Every record below should be printed exactly as it appears.
━━━ Data excerpts ━━━
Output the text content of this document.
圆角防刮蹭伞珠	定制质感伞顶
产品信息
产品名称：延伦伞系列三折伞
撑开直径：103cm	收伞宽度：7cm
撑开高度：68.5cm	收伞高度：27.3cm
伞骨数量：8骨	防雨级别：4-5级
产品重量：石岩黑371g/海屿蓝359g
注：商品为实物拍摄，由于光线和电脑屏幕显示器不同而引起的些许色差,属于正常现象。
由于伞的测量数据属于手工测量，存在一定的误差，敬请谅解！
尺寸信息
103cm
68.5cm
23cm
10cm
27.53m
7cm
━━━
**Final result**:
Output the text content of this document.
圆角防刮蹭伞珠	定制质感伞顶
产品信息
产品名称：延伦伞系列三折伞
撑开直径：103cm	收伞宽度：7cm
撑开高度：68.5cm	收伞高度：27.3cm
伞骨数量：8骨	防雨级别：4-5级
产品重量：石岩黑371g/海屿蓝359g
注：商品为实物拍摄，由于光线和电脑屏幕显示器不同而引起的些许色差,属于正常现象。
由于伞的测量数据属于手工测量，存在一定的误差，敬请谅解！
尺寸信息
103cm
68.5cm
23cm
10cm
27.53m
7cm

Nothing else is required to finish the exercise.